Given instruction: Output every line exactly as written. Leave out pictures.

[Collected data entries]
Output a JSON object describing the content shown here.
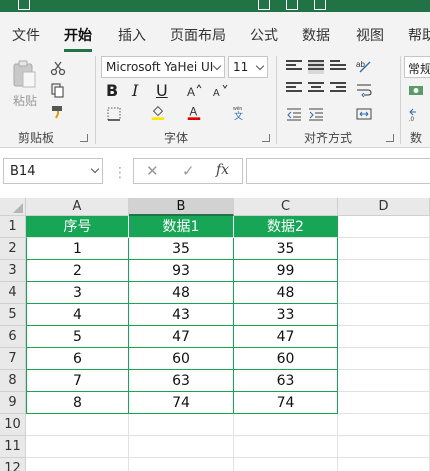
{
  "ribbon": {
    "tabs": [
      "文件",
      "开始",
      "插入",
      "页面布局",
      "公式",
      "数据",
      "视图",
      "帮助"
    ],
    "active_tab": "开始",
    "accent_color": "#217346",
    "clipboard": {
      "paste_label": "粘贴",
      "group_label": "剪贴板"
    },
    "font": {
      "name": "Microsoft YaHei UI",
      "size": "11",
      "group_label": "字体",
      "bold": "B",
      "italic": "I",
      "underline": "U"
    },
    "alignment": {
      "group_label": "对齐方式"
    },
    "number": {
      "format": "常规",
      "group_label": "数"
    }
  },
  "formula_bar": {
    "name_box": "B14",
    "cancel": "✕",
    "enter": "✓",
    "fx": "fx",
    "content": ""
  },
  "sheet": {
    "columns": [
      "A",
      "B",
      "C",
      "D"
    ],
    "rows": [
      "1",
      "2",
      "3",
      "4",
      "5",
      "6",
      "7",
      "8",
      "9",
      "10",
      "11",
      "12"
    ],
    "selected_cell": "B14",
    "header_fill": "#17a655",
    "table_header": [
      "序号",
      "数据1",
      "数据2"
    ],
    "table_rows": [
      [
        "1",
        "35",
        "35"
      ],
      [
        "2",
        "93",
        "99"
      ],
      [
        "3",
        "48",
        "48"
      ],
      [
        "4",
        "43",
        "33"
      ],
      [
        "5",
        "47",
        "47"
      ],
      [
        "6",
        "60",
        "60"
      ],
      [
        "7",
        "63",
        "63"
      ],
      [
        "8",
        "74",
        "74"
      ]
    ]
  }
}
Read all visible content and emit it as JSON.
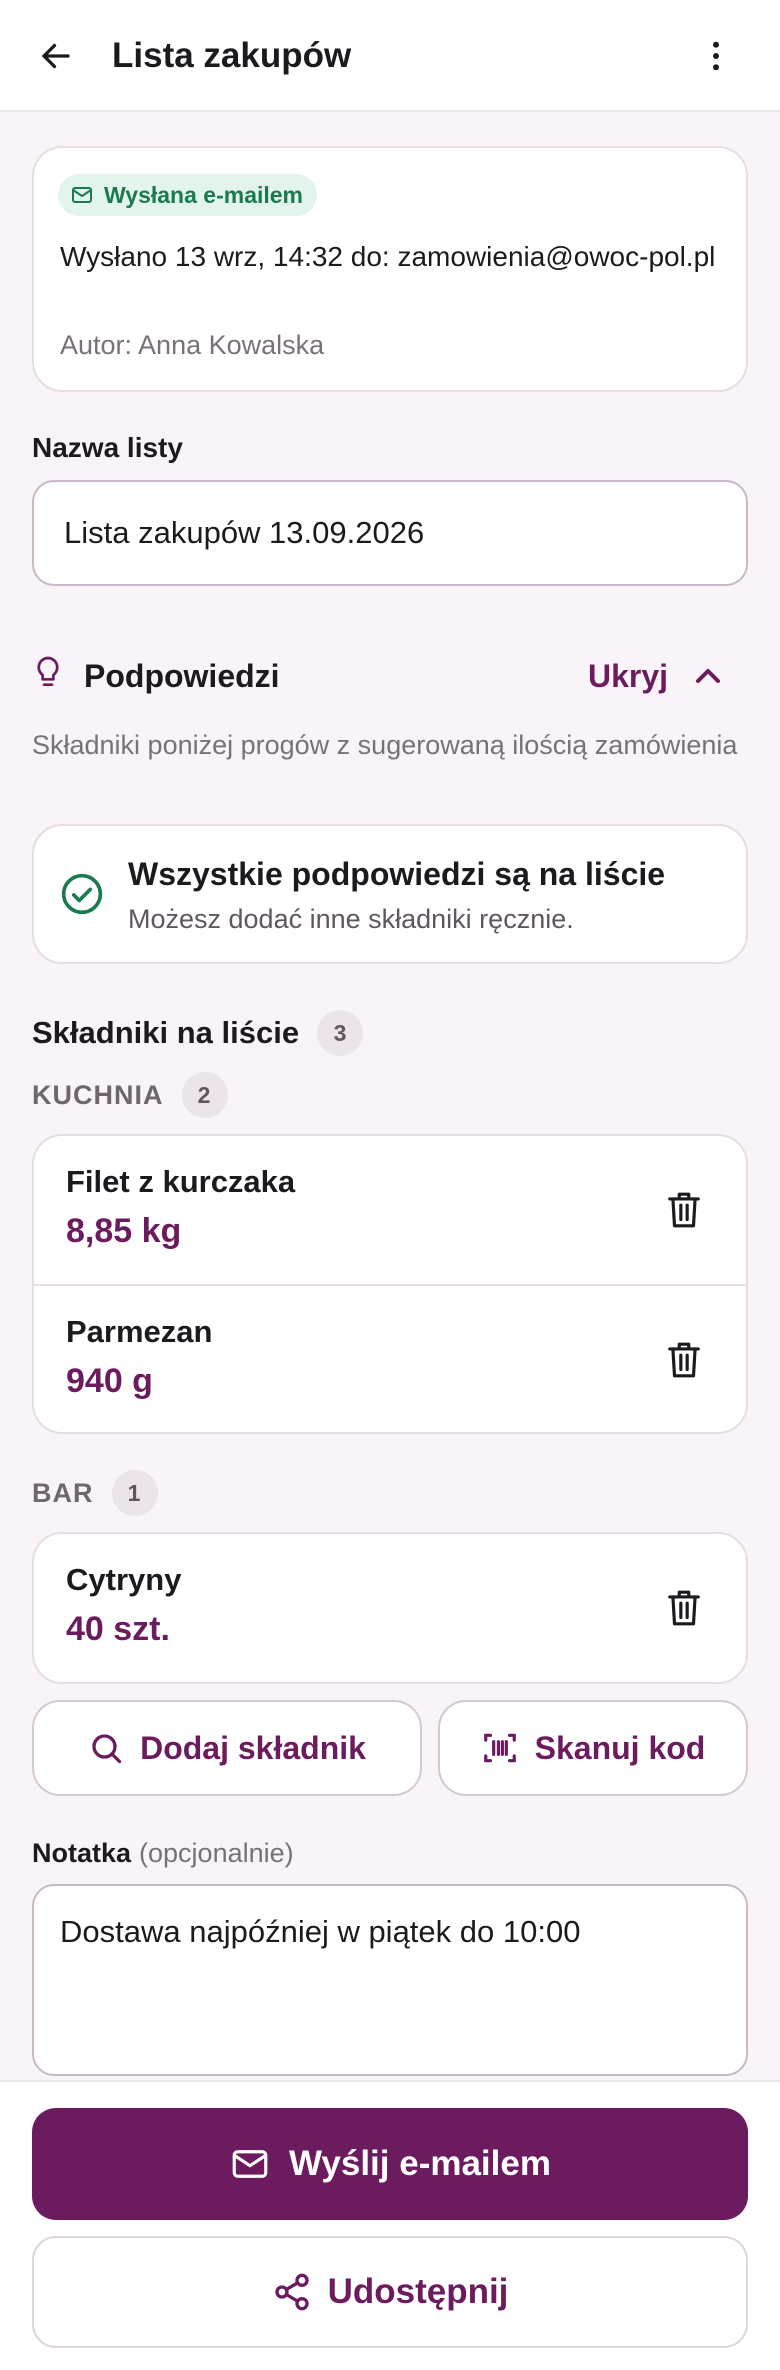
{
  "appbar": {
    "title": "Lista zakupów",
    "back_icon": "arrow-left-icon",
    "more_icon": "more-vertical-icon"
  },
  "sent_card": {
    "badge_label": "Wysłana e-mailem",
    "sent_line": "Wysłano 13 wrz, 14:32 do: zamowienia@owoc-pol.pl",
    "author_line": "Autor: Anna Kowalska"
  },
  "list_name": {
    "label": "Nazwa listy",
    "value": "Lista zakupów 13.09.2026"
  },
  "hints": {
    "title": "Podpowiedzi",
    "toggle_label": "Ukryj",
    "description": "Składniki poniżej progów z sugerowaną ilością zamówienia",
    "all_done_title": "Wszystkie podpowiedzi są na liście",
    "all_done_subtitle": "Możesz dodać inne składniki ręcznie."
  },
  "ingredients": {
    "title": "Składniki na liście",
    "count": "3",
    "groups": [
      {
        "name": "KUCHNIA",
        "count": "2",
        "items": [
          {
            "name": "Filet z kurczaka",
            "qty": "8,85 kg"
          },
          {
            "name": "Parmezan",
            "qty": "940 g"
          }
        ]
      },
      {
        "name": "BAR",
        "count": "1",
        "items": [
          {
            "name": "Cytryny",
            "qty": "40 szt."
          }
        ]
      }
    ]
  },
  "actions": {
    "add_label": "Dodaj składnik",
    "scan_label": "Skanuj kod"
  },
  "note": {
    "label": "Notatka",
    "optional": "(opcjonalnie)",
    "value": "Dostawa najpóźniej w piątek do 10:00"
  },
  "bottom": {
    "send_label": "Wyślij e-mailem",
    "share_label": "Udostępnij"
  },
  "colors": {
    "primary": "#6b1b5e",
    "success": "#1c7a4f",
    "background": "#f9f4f8"
  }
}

Finished exercise:
Output a JSON object describing the content shown here.
{
  "ribbon": {
    "tabs": [
      "文件",
      "开始",
      "插入",
      "页面布局",
      "公式",
      "数据",
      "视图",
      "帮助"
    ],
    "active_tab": "开始",
    "accent_color": "#217346",
    "clipboard": {
      "paste_label": "粘贴",
      "group_label": "剪贴板"
    },
    "font": {
      "name": "Microsoft YaHei UI",
      "size": "11",
      "group_label": "字体",
      "bold": "B",
      "italic": "I",
      "underline": "U"
    },
    "alignment": {
      "group_label": "对齐方式"
    },
    "number": {
      "format": "常规",
      "group_label": "数"
    }
  },
  "formula_bar": {
    "name_box": "B14",
    "cancel": "✕",
    "enter": "✓",
    "fx": "fx",
    "content": ""
  },
  "sheet": {
    "columns": [
      "A",
      "B",
      "C",
      "D"
    ],
    "rows": [
      "1",
      "2",
      "3",
      "4",
      "5",
      "6",
      "7",
      "8",
      "9",
      "10",
      "11",
      "12"
    ],
    "selected_cell": "B14",
    "header_fill": "#17a655",
    "table_header": [
      "序号",
      "数据1",
      "数据2"
    ],
    "table_rows": [
      [
        "1",
        "35",
        "35"
      ],
      [
        "2",
        "93",
        "99"
      ],
      [
        "3",
        "48",
        "48"
      ],
      [
        "4",
        "43",
        "33"
      ],
      [
        "5",
        "47",
        "47"
      ],
      [
        "6",
        "60",
        "60"
      ],
      [
        "7",
        "63",
        "63"
      ],
      [
        "8",
        "74",
        "74"
      ]
    ]
  }
}
Read all visible content and emit it as JSON.
{
  "appbar": {
    "title": "Lista zakupów",
    "back_icon": "arrow-left-icon",
    "more_icon": "more-vertical-icon"
  },
  "sent_card": {
    "badge_label": "Wysłana e-mailem",
    "sent_line": "Wysłano 13 wrz, 14:32 do: zamowienia@owoc-pol.pl",
    "author_line": "Autor: Anna Kowalska"
  },
  "list_name": {
    "label": "Nazwa listy",
    "value": "Lista zakupów 13.09.2026"
  },
  "hints": {
    "title": "Podpowiedzi",
    "toggle_label": "Ukryj",
    "description": "Składniki poniżej progów z sugerowaną ilością zamówienia",
    "all_done_title": "Wszystkie podpowiedzi są na liście",
    "all_done_subtitle": "Możesz dodać inne składniki ręcznie."
  },
  "ingredients": {
    "title": "Składniki na liście",
    "count": "3",
    "groups": [
      {
        "name": "KUCHNIA",
        "count": "2",
        "items": [
          {
            "name": "Filet z kurczaka",
            "qty": "8,85 kg"
          },
          {
            "name": "Parmezan",
            "qty": "940 g"
          }
        ]
      },
      {
        "name": "BAR",
        "count": "1",
        "items": [
          {
            "name": "Cytryny",
            "qty": "40 szt."
          }
        ]
      }
    ]
  },
  "actions": {
    "add_label": "Dodaj składnik",
    "scan_label": "Skanuj kod"
  },
  "note": {
    "label": "Notatka",
    "optional": "(opcjonalnie)",
    "value": "Dostawa najpóźniej w piątek do 10:00"
  },
  "bottom": {
    "send_label": "Wyślij e-mailem",
    "share_label": "Udostępnij"
  },
  "colors": {
    "primary": "#6b1b5e",
    "success": "#1c7a4f",
    "background": "#f9f4f8"
  }
}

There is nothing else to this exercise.